Schrijf uit de tekst over het tijdschrift Dutch Crossing woordelijk het gedeelte over dat opent met de woorden "Vergis u niet, wat" en sluit met "niet voor onder.".

▶ AANGELEVERDE TEKST
◇ ◇ ◇ ◇ ◇
Het buitenland en wij
Dutch Crossing (ISSN 03096564 - University College London) startte in 1977 en maakte een hele evolutie door, die we kunnen volgen via de opeenvolgende wijzigingen van de ondertitel. Die luidde eerst ‘A Journal for Students of Dutch in Britain’, wat in maart 1980 ‘A Journal for Students of Dutch’ werd. In december 1986 kwam de grootste wijziging. Vanaf dat ogenblik werd de ondertitel ‘A Journal of Low Countries Studies’, wat erop wijst dat het tijdschrift zijn horizon had verruimd. Meteen werd ook de redactie uitgebreid.
Vergis u niet, wat voorafgaat betekent helemaal niet dat Dutch Crossing in de beginjaren slechts een beperkt blad was. De Cumulative Index Numbers 1-30 (1977-86), waarvan de publikatie mogelijk werd gemaakt door een schenking van de Willem de Zwijger Stichting, spreekt dat duidelijk tegen: de lijsten van auteurs en onderwerpen zijn indrukwekkend en die van de vertaalde auteurs en van de vertalers doen er niet voor onder.
◇ ◇ ◇ ◇ ◇
▶ GEGEVENS

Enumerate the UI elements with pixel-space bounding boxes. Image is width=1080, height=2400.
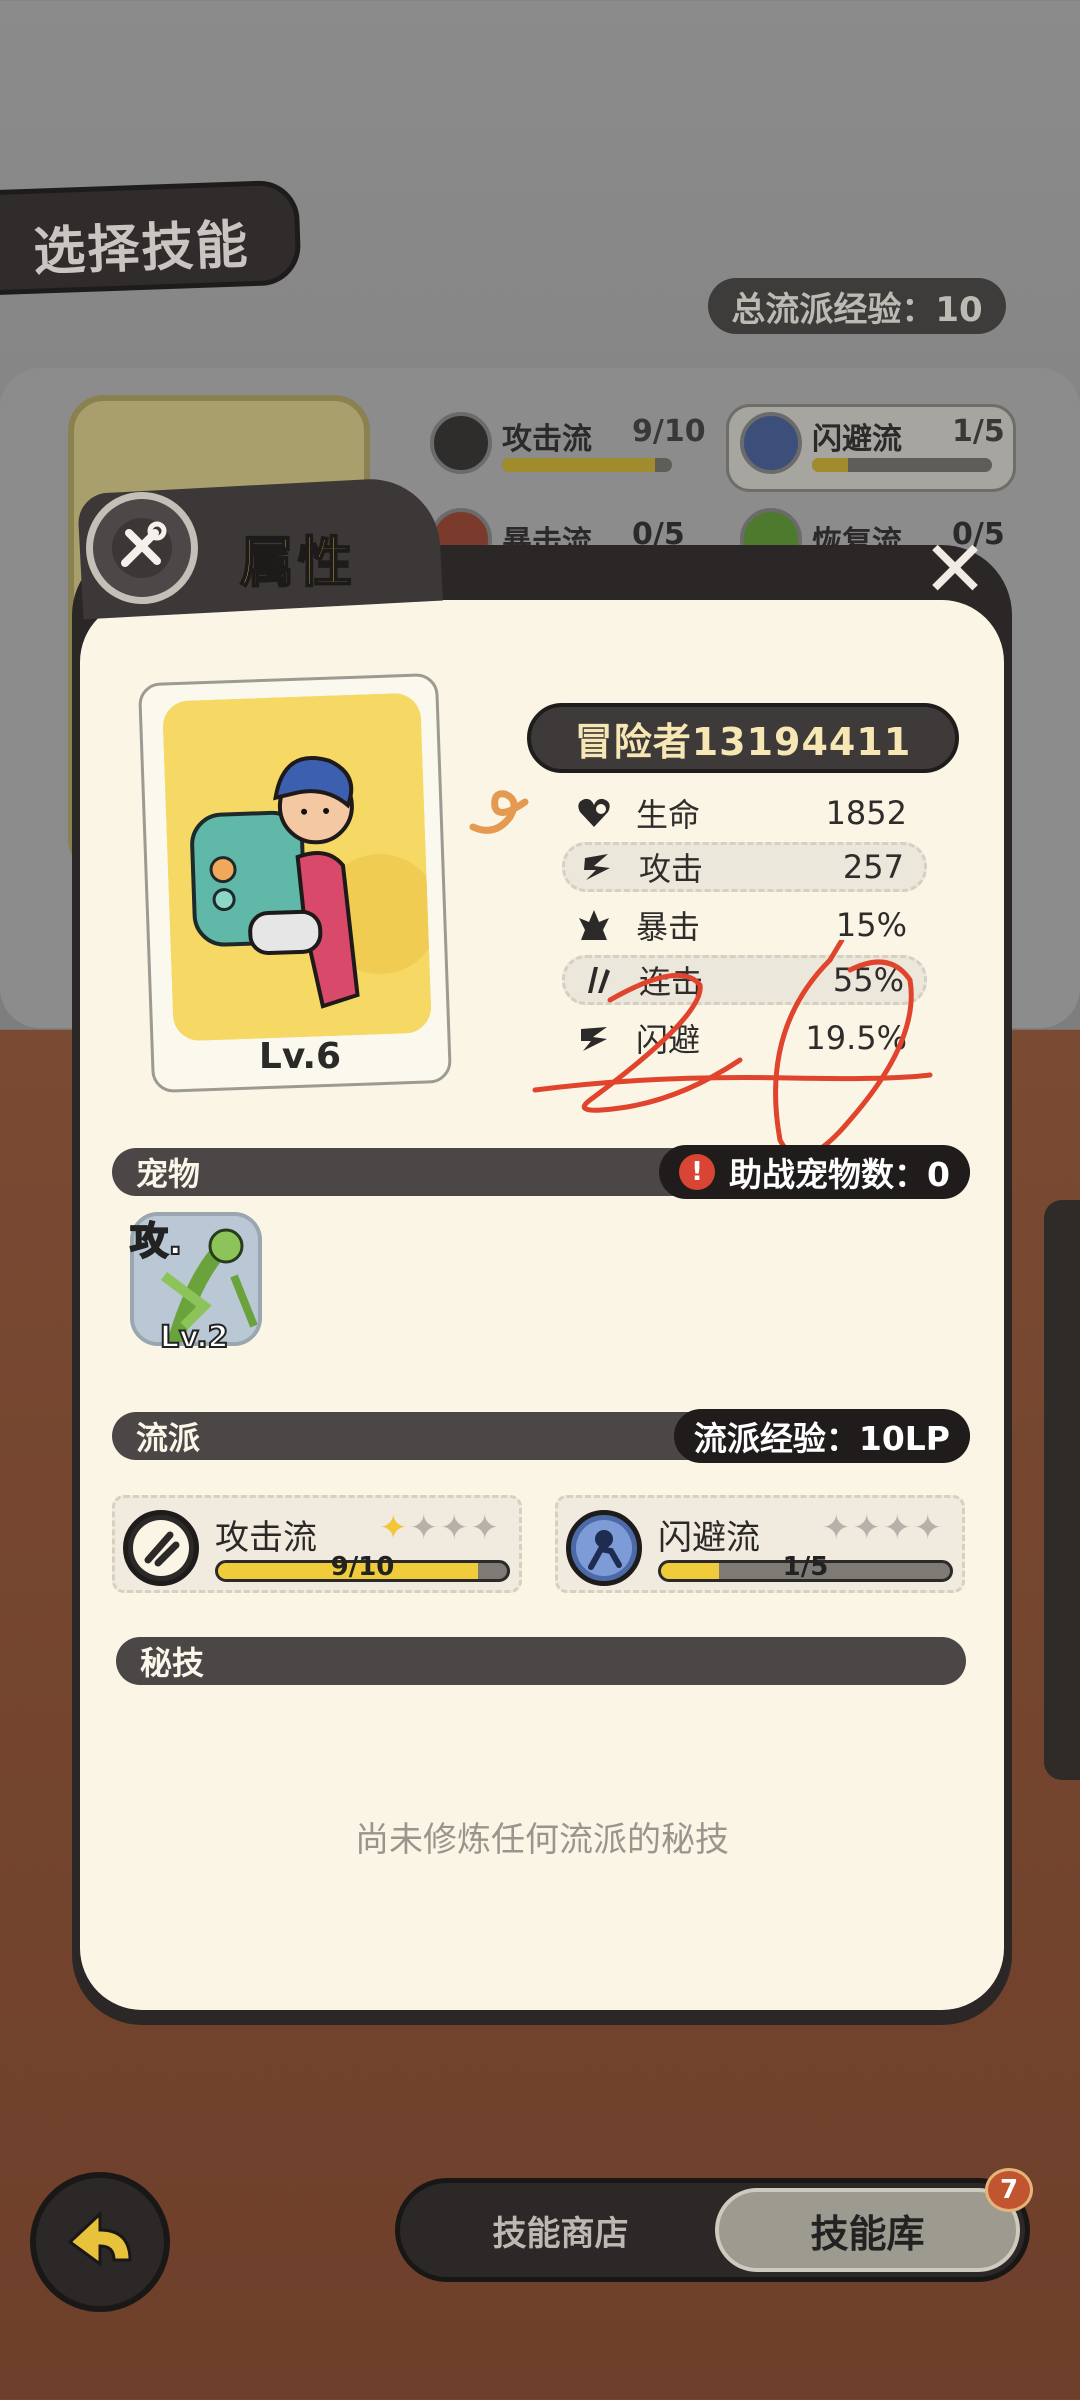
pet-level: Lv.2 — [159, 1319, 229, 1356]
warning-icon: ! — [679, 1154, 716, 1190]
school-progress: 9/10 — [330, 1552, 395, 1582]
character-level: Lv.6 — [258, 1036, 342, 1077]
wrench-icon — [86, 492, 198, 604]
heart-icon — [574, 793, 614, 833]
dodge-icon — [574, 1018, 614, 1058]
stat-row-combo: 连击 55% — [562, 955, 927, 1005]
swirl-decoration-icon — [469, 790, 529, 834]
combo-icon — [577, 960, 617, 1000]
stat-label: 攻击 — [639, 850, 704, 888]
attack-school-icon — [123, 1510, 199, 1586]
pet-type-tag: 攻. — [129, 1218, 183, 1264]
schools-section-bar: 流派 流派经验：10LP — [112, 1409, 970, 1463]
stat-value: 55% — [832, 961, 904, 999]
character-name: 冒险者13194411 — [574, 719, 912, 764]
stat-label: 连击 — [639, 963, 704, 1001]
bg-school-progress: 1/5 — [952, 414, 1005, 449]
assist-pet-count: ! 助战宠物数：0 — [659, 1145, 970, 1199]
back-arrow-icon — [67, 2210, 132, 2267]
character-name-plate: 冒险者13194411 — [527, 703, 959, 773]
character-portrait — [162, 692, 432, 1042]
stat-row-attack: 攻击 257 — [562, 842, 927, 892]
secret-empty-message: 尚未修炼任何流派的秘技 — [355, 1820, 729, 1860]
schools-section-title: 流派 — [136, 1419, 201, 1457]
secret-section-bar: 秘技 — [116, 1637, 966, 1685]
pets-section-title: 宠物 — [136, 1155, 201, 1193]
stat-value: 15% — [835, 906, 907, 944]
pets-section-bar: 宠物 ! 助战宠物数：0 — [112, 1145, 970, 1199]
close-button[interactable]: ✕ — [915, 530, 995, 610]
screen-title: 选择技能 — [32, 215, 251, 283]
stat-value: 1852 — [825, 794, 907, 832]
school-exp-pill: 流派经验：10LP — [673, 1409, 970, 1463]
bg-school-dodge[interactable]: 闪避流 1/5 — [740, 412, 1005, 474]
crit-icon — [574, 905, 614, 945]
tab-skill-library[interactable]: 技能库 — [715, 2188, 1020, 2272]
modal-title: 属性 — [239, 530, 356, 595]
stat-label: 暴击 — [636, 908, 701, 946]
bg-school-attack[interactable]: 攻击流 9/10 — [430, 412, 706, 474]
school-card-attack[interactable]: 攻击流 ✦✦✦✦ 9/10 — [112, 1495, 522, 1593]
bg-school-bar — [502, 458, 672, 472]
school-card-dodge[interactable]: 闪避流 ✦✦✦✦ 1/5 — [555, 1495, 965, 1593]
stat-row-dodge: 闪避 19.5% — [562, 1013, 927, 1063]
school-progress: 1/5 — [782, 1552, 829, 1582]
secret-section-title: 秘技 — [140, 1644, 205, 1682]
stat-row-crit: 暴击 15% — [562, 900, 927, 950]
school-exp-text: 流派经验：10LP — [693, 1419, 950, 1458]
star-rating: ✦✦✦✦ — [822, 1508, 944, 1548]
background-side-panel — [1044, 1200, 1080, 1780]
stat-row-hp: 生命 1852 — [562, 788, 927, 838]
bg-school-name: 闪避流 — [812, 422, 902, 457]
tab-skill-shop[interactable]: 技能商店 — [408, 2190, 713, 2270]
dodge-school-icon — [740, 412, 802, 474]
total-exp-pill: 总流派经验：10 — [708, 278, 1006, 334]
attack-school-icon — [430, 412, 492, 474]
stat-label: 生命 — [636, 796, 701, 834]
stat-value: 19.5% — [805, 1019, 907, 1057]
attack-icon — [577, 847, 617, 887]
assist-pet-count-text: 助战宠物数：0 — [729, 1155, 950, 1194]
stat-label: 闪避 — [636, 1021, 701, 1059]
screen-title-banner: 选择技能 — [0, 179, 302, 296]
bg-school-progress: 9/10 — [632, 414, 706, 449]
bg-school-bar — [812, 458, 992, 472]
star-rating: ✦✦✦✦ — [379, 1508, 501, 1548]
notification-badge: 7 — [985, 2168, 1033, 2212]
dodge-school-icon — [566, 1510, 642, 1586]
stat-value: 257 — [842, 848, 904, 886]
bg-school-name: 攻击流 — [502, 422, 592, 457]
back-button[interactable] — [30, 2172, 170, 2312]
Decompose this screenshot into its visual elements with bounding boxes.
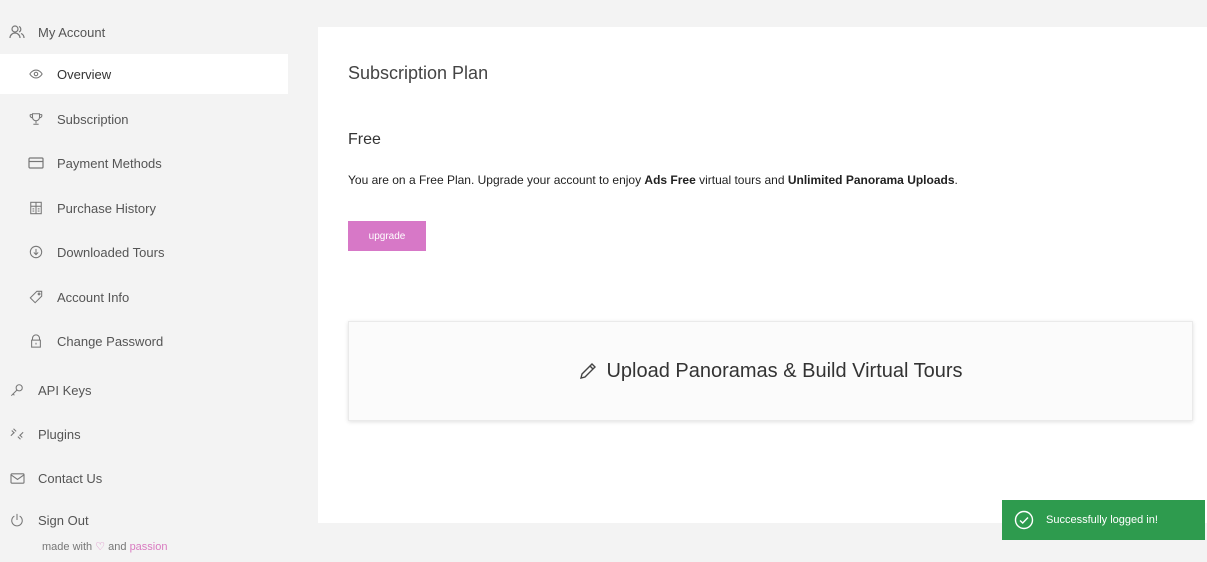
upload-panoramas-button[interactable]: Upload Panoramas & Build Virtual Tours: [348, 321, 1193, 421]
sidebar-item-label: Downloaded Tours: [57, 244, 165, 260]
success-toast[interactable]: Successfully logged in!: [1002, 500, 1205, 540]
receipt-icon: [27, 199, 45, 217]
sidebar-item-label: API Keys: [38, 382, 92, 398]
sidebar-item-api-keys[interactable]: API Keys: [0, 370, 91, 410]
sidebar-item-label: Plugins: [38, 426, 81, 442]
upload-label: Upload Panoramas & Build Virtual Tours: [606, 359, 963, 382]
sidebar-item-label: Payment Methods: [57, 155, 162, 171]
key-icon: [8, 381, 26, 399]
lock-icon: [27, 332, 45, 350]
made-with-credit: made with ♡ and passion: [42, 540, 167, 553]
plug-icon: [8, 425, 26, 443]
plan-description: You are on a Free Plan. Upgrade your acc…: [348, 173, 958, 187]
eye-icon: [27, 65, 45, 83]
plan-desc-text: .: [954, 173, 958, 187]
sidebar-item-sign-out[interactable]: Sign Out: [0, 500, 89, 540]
◇ ◇ ◇ ◇ ◇
▶ HET RESULTAAT
Vergis u niet, wat voorafgaat betekent helemaal niet dat Dutch Crossing in de beginjaren slechts een beperkt blad was. De Cumulative Index Numbers 1-30 (1977-86), waarvan de publikatie mogelijk werd gemaakt door een schenking van de Willem de Zwijger Stichting, spreekt dat duidelijk tegen: de lijsten van auteurs en onderwerpen zijn indrukwekkend en die van de vertaalde auteurs en van de vertalers doen er niet voor onder.